* **SHORT TASK**
Pick out and copy every line below that has the word "string".

* **DATASET EXCERPTS**
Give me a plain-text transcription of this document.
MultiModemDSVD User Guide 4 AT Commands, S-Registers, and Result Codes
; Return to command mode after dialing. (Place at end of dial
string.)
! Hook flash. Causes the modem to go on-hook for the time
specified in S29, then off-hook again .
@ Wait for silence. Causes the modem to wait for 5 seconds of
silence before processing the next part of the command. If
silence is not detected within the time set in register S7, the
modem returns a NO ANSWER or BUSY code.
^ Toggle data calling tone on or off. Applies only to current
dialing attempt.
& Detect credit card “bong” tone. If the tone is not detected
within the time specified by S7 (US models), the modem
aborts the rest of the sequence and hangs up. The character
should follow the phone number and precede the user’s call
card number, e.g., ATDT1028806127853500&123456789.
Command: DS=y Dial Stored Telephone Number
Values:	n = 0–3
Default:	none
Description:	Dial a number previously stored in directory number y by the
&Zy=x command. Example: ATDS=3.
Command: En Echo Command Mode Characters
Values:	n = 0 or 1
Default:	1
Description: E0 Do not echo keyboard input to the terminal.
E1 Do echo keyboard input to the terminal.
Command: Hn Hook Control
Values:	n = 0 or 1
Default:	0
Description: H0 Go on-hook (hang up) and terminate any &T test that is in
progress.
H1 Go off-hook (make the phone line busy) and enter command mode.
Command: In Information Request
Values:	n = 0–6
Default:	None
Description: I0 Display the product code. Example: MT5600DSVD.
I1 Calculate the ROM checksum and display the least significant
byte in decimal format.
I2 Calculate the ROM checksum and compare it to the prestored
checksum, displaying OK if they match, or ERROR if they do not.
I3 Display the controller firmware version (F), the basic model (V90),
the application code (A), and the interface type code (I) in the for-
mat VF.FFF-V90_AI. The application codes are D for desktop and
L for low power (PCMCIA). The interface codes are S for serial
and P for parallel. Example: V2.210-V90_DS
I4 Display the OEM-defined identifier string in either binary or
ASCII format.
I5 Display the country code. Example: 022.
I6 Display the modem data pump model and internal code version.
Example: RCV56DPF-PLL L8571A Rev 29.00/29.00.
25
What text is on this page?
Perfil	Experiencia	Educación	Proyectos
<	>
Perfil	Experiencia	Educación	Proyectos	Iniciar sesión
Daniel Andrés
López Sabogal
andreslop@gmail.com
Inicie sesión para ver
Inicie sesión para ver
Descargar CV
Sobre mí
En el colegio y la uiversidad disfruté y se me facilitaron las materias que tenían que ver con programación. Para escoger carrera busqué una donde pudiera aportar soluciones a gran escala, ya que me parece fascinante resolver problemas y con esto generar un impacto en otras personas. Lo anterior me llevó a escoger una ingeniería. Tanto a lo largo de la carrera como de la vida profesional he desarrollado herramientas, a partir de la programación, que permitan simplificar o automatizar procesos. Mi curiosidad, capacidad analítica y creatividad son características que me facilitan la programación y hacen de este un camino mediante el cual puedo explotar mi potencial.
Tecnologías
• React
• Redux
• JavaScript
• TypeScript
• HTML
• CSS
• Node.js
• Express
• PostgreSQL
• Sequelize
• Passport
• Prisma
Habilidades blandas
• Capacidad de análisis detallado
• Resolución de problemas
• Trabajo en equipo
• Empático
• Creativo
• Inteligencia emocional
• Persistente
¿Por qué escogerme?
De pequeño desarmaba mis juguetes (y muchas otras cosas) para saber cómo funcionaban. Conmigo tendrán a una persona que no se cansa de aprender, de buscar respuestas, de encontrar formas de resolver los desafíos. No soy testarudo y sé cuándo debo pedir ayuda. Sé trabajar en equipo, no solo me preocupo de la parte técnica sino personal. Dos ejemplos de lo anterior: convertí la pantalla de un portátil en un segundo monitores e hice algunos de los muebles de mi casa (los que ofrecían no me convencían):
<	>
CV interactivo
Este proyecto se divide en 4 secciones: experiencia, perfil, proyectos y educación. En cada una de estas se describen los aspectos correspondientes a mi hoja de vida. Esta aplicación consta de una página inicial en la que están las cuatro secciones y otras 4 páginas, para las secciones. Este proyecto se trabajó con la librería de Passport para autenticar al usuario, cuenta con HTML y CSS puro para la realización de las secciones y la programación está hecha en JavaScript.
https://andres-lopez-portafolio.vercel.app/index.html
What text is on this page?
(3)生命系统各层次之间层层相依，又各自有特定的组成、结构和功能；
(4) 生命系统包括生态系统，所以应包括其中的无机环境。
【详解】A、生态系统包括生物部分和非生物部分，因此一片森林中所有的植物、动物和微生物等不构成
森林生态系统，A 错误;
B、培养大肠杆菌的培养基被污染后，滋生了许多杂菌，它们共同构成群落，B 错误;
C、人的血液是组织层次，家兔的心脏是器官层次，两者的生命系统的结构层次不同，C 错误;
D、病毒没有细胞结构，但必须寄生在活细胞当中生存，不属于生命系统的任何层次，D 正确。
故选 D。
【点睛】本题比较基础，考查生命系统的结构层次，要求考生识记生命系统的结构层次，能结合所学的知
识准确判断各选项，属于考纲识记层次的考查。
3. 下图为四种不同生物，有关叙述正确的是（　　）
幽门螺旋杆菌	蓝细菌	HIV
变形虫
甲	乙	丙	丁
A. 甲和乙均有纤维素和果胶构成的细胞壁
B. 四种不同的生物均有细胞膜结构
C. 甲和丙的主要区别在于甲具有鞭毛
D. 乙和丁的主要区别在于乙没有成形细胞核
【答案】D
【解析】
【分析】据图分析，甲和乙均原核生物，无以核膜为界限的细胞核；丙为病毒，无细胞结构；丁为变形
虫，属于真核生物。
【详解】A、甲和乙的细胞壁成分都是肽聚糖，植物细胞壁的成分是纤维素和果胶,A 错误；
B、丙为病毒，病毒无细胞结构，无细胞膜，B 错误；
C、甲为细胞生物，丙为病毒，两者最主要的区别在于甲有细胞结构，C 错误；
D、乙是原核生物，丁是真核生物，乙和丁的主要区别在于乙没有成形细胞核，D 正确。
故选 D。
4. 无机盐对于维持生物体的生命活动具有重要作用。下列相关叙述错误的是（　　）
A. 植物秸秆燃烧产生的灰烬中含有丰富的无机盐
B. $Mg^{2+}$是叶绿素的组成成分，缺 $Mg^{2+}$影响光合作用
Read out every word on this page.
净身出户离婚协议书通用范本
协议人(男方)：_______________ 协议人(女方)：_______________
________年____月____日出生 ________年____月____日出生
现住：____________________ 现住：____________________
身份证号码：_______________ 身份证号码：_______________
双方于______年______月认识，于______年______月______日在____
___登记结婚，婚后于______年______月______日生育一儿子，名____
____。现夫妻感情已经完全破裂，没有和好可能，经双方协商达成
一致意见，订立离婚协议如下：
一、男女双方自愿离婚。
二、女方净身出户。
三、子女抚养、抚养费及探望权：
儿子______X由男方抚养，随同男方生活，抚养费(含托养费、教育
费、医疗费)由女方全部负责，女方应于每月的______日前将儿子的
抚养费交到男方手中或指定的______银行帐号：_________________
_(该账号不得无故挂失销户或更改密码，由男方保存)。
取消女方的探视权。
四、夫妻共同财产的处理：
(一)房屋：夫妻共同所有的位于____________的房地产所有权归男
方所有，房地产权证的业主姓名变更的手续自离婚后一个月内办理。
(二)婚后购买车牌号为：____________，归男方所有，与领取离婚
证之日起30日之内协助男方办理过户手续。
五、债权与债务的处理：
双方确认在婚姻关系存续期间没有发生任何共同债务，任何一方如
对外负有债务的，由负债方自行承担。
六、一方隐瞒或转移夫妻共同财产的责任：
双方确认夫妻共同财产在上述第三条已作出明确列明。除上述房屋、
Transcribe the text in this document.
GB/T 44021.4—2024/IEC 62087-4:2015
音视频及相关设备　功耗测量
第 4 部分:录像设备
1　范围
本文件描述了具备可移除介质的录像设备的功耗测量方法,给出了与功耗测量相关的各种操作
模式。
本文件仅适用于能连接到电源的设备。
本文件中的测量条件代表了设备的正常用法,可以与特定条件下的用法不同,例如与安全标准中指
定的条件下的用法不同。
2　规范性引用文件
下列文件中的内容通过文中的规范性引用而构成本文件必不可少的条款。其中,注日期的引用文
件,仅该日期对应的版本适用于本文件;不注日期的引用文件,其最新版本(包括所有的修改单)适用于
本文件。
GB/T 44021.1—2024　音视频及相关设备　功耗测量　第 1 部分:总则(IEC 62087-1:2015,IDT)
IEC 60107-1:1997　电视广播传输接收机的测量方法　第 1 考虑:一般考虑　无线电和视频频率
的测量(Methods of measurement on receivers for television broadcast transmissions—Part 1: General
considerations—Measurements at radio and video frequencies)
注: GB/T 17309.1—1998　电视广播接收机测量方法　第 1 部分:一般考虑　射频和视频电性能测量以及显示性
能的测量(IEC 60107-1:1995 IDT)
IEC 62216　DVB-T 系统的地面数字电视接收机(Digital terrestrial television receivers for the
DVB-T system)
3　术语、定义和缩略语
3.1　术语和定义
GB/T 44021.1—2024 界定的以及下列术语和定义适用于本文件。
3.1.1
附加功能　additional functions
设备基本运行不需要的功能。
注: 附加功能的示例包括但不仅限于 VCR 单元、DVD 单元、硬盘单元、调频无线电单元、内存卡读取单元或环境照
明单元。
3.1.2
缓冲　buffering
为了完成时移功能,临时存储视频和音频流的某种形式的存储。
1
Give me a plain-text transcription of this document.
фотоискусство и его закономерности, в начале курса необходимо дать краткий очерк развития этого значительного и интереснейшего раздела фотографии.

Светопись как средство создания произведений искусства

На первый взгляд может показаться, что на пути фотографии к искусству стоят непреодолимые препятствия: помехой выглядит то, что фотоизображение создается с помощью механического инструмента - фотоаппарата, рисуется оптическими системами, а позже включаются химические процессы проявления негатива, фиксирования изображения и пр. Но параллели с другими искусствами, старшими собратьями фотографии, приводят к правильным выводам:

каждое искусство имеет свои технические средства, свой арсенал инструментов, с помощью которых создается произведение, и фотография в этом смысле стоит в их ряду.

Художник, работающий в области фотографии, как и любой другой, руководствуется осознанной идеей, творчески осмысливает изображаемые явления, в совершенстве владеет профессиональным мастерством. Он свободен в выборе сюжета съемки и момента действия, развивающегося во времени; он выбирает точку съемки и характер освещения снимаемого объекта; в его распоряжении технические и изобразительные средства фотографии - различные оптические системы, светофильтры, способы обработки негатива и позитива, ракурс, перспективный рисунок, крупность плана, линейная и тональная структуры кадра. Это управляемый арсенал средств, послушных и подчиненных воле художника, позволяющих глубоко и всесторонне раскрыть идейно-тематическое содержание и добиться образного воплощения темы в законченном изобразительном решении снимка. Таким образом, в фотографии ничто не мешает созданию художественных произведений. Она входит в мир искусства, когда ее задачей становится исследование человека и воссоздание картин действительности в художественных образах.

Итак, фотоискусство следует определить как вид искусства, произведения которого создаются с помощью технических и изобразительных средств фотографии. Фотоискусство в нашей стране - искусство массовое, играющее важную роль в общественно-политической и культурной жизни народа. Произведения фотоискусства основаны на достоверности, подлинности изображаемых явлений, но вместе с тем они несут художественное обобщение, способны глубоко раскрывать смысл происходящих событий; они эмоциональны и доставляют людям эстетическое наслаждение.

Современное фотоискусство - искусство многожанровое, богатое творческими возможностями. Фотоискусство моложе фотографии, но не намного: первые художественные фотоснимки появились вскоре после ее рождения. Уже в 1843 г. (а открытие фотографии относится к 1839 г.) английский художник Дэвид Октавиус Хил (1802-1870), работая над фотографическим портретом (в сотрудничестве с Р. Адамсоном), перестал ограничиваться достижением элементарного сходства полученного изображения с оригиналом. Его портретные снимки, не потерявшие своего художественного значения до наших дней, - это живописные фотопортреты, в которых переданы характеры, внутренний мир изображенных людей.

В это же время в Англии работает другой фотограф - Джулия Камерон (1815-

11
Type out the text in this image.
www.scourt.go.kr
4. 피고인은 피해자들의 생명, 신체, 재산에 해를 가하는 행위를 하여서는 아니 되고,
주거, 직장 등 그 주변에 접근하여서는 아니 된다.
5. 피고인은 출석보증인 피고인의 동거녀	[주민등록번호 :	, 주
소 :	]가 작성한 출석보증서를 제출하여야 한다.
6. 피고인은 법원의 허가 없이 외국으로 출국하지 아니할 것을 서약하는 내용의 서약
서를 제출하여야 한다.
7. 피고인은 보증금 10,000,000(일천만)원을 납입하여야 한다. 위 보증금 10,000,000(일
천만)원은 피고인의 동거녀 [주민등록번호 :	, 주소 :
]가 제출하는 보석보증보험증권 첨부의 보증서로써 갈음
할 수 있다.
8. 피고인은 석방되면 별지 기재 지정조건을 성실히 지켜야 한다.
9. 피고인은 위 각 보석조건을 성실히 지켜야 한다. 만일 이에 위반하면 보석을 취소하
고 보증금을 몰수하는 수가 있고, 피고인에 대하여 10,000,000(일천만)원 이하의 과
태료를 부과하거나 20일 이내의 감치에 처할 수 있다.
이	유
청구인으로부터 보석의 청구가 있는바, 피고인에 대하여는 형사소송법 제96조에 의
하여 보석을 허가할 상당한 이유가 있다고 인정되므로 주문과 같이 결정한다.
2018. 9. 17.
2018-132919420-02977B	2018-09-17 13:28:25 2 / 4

* **RESULT OF THE EXERCISE**
string.)
I4 Display the OEM-defined identifier string in either binary or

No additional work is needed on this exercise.